**Written instruction**:
Where a line in the listing below contains the word "مدتی", copy that line.

**Available data**:
-*-

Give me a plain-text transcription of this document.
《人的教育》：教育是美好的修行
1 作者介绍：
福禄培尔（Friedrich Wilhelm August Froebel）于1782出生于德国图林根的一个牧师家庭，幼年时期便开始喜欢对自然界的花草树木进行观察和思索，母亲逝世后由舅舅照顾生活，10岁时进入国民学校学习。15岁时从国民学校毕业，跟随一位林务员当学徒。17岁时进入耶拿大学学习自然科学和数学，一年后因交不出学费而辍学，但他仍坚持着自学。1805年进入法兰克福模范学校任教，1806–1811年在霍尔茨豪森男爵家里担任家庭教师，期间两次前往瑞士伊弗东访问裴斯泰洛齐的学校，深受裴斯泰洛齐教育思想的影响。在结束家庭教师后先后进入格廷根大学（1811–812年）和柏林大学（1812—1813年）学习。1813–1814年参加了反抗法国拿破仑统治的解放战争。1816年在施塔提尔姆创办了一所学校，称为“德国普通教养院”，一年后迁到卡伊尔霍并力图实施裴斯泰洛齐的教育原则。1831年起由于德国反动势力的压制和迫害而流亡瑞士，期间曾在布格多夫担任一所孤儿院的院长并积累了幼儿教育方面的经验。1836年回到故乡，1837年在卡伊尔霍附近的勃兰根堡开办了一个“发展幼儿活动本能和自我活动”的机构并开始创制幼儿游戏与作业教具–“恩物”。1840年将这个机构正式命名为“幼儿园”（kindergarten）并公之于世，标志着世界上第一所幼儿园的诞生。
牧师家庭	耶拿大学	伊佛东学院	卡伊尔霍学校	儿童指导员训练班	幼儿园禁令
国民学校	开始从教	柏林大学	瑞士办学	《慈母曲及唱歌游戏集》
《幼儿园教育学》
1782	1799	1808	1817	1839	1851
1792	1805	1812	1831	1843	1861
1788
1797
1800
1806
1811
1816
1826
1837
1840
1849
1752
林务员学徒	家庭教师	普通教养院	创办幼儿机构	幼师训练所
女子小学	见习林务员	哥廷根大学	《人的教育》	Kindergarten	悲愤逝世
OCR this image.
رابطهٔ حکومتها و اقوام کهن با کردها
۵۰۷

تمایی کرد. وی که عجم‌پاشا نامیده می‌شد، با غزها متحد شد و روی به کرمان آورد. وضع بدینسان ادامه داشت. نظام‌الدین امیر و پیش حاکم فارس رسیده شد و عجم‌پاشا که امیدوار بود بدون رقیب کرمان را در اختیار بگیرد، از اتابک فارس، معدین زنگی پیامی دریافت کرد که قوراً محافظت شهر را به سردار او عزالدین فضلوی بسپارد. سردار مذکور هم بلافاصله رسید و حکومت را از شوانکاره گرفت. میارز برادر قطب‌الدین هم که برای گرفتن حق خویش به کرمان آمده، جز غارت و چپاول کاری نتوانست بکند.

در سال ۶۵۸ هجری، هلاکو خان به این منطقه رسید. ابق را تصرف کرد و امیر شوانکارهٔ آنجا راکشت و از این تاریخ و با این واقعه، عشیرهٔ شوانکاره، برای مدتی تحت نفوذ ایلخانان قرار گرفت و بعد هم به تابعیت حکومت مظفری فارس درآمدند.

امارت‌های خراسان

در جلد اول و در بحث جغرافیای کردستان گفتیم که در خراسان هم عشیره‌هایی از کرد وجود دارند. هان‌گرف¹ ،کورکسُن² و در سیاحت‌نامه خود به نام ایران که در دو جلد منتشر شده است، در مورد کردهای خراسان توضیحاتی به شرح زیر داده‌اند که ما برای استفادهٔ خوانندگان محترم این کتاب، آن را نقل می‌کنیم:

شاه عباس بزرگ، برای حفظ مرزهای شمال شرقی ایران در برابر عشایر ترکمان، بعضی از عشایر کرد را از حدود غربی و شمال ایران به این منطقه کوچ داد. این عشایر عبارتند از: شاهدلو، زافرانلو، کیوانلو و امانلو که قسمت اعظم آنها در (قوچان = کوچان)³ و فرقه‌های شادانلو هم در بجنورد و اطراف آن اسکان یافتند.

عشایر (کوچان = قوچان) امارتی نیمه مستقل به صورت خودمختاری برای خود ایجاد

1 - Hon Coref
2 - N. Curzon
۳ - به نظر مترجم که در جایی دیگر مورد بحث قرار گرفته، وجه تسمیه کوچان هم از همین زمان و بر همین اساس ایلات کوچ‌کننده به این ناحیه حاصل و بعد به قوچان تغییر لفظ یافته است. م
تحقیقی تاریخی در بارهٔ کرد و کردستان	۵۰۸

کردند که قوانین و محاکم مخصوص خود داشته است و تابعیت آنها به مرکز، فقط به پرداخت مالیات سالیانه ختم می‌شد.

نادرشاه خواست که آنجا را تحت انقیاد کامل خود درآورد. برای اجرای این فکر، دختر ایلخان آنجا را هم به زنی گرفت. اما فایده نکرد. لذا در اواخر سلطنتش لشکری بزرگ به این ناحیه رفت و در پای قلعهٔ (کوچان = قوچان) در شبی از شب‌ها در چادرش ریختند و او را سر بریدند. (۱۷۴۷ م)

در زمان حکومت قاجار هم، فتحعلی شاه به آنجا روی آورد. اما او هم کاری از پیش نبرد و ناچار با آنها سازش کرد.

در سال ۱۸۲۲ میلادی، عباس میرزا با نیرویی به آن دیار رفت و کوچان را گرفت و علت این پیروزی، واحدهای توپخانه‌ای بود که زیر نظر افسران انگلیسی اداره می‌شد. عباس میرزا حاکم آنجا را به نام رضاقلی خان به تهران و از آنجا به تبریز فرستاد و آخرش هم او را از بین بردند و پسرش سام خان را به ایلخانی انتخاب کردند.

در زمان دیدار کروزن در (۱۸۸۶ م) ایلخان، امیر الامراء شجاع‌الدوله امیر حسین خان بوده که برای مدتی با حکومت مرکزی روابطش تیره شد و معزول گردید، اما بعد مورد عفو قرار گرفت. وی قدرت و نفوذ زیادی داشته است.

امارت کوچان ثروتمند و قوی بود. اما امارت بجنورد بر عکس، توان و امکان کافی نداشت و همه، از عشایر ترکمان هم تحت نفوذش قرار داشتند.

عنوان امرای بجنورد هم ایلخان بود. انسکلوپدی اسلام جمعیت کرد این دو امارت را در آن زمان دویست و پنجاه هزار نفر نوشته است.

-*-

**Answer to the problem**:
در سال ۶۵۸ هجری، هلاکو خان به این منطقه رسید. ابق را تصرف کرد و امیر شوانکارهٔ آنجا راکشت و از این تاریخ و با این واقعه، عشیرهٔ شوانکاره، برای مدتی تحت نفوذ ایلخانان قرار گرفت و بعد هم به تابعیت حکومت مظفری فارس درآمدند.
در زمان دیدار کروزن در (۱۸۸۶ م) ایلخان، امیر الامراء شجاع‌الدوله امیر حسین خان بوده که برای مدتی با حکومت مرکزی روابطش تیره شد و معزول گردید، اما بعد مورد عفو قرار گرفت. وی قدرت و نفوذ زیادی داشته است.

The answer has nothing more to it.